§ **Your task**: Locate the word "justification" in the material, then show every line that holds it.

[Dataset items]
────

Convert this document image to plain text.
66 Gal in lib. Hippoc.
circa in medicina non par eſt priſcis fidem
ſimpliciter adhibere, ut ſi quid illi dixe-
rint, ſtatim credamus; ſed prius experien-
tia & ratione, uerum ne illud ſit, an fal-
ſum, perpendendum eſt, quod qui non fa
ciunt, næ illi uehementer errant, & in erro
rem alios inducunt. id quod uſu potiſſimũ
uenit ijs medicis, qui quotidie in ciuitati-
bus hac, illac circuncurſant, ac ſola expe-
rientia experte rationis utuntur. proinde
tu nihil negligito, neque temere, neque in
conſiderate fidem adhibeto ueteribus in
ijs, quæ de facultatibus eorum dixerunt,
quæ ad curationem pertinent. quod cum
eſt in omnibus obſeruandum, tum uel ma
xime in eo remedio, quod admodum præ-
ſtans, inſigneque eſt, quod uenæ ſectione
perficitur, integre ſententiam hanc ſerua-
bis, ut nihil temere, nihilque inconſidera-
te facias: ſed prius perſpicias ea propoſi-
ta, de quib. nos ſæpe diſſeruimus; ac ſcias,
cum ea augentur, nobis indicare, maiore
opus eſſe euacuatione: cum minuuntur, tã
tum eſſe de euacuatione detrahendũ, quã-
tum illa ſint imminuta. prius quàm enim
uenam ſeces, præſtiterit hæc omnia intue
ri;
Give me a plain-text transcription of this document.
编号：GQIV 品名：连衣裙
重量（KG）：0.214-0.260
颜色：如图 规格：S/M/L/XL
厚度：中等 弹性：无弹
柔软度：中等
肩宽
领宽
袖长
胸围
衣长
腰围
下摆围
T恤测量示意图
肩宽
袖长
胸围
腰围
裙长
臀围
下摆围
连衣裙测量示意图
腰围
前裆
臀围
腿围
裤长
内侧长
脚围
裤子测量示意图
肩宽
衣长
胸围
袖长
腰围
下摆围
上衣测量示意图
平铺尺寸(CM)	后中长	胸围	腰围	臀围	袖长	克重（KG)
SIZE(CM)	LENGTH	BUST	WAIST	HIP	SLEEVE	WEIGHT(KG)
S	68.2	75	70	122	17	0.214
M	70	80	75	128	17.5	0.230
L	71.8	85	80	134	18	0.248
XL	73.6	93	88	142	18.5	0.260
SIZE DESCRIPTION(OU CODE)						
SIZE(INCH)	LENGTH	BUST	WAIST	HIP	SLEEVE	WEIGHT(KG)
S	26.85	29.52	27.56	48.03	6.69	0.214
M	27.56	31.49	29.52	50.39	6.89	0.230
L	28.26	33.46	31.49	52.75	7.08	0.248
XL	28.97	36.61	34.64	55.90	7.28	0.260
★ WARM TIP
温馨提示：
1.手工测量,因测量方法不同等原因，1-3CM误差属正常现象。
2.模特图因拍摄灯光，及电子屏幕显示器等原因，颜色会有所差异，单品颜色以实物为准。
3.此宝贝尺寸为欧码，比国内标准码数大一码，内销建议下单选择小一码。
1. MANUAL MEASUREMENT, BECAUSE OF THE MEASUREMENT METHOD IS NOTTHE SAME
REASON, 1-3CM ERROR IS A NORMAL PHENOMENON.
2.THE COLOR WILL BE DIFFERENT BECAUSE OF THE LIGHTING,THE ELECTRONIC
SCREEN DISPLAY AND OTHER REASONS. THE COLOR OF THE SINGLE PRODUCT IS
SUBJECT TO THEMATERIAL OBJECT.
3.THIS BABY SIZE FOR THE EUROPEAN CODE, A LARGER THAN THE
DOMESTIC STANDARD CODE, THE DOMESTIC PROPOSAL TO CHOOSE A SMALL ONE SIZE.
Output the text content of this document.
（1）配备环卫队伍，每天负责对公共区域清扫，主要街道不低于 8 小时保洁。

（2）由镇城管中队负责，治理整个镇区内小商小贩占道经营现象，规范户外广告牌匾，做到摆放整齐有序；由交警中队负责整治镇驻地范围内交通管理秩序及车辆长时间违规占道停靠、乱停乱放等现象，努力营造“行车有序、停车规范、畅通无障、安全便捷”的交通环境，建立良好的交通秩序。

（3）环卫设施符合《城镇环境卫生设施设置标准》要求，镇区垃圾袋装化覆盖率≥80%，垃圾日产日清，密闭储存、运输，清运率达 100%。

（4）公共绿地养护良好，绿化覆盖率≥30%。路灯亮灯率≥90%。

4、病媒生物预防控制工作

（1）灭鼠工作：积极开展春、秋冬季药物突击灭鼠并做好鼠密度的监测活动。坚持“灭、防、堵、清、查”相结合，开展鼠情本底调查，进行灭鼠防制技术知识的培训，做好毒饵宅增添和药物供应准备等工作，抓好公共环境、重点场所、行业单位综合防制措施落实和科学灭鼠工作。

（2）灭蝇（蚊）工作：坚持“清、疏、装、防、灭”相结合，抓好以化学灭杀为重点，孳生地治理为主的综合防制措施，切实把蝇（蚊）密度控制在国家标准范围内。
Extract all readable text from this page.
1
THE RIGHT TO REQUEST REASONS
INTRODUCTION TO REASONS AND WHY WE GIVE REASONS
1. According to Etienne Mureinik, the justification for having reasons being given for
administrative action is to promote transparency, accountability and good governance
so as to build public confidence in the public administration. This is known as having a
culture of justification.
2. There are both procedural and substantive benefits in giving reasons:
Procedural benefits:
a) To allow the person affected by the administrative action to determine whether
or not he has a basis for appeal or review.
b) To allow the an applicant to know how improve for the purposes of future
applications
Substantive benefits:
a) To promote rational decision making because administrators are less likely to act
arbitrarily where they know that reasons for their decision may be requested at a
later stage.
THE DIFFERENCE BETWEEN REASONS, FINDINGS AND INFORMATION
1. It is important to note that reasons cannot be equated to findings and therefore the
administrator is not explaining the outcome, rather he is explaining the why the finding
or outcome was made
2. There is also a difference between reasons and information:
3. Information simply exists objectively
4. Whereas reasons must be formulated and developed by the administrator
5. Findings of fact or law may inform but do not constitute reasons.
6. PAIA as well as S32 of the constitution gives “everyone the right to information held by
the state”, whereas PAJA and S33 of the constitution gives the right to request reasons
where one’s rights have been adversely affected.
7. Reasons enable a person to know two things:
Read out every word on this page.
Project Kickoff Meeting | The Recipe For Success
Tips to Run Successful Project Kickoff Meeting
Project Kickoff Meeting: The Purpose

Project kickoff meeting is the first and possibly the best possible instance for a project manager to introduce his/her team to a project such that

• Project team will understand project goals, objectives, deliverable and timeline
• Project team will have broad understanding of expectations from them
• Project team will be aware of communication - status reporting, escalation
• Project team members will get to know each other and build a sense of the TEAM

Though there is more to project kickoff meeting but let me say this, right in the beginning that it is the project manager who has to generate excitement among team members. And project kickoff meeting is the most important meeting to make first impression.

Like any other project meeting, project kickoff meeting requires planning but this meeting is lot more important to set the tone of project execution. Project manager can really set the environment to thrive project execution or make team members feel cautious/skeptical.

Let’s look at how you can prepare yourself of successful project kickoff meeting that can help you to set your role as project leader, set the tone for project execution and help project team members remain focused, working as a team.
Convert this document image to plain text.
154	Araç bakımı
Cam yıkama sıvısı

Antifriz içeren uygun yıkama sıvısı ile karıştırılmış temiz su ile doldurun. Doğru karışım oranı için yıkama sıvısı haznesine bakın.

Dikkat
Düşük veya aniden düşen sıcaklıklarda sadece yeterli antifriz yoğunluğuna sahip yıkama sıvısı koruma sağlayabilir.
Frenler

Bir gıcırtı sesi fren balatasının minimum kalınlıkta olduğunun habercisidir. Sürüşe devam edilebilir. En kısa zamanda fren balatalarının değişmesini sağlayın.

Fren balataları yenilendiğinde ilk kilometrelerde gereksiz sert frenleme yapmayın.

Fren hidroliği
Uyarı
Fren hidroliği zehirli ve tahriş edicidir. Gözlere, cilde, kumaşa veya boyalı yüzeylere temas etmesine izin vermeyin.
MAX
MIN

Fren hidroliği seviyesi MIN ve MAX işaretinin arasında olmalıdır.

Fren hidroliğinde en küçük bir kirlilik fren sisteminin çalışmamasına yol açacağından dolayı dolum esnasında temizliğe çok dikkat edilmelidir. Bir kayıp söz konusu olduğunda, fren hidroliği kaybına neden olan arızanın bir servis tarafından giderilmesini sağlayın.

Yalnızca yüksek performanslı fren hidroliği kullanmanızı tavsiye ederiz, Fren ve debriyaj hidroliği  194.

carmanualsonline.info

────

§ **Reply to the task**:
1. According to Etienne Mureinik, the justification for having reasons being given for
culture of justification.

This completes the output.